┌─ Records provided
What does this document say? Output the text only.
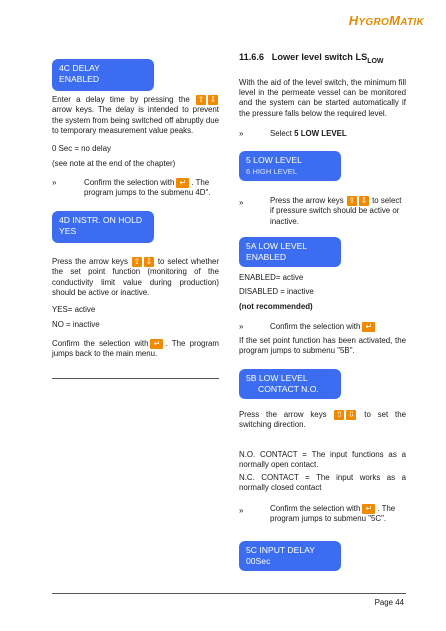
HYGROMATIK
4C DELAY
ENABLED
Enter a delay time by pressing the ⇧ ⇩ arrow keys. The delay is intended to prevent the system from being switched off abruptly due to temporary measurement value peaks.
0 Sec = no delay
(see note at the end of the chapter)
»	Confirm the selection with ↵ . The program jumps to the submenu 4D".
4D INSTR. ON HOLD
YES
Press the arrow keys ⇧ ⇩ to select whether the set point function (monitoring of the conductivity limit value during production) should be active or inactive.
YES= active
NO = inactive
Confirm the selection with ↵ . The program jumps back to the main menu.
11.6.6 Lower level switch $LS_{LOW}$
With the aid of the level switch, the minimum fill level in the permeate vessel can be monitored and the system can be started automatically if the pressure falls below the required level.
»	Select 5 LOW LEVEL
5 LOW LEVEL
6 HIGH LEVEL
»	Press the arrow keys ⇧ ⇩ to select if pressure switch should be active or inactive.
5A LOW LEVEL
ENABLED
ENABLED= active
DISABLED = inactive
(not recommended)
»	Confirm the selection with ↵
If the set point function has been activated, the program jumps to submenu "5B".
5B LOW LEVEL
CONTACT N.O.
Press the arrow keys ⇧ ⇩ to set the switching direction.
N.O. CONTACT = The input functions as a normally open contact.
N.C. CONTACT = The input works as a normally closed contact
»	Confirm the selection with ↵ . The program jumps to submenu "5C".
5C INPUT DELAY
00Sec
Page 44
└─
What to produce —
Every line in the data above that contains "selection" needs to be copied.

Full solution —
»	Confirm the selection with ↵ . The program jumps to the submenu 4D".
Confirm the selection with ↵ . The program jumps back to the main menu.
»	Confirm the selection with ↵
»	Confirm the selection with ↵ . The program jumps to submenu "5C".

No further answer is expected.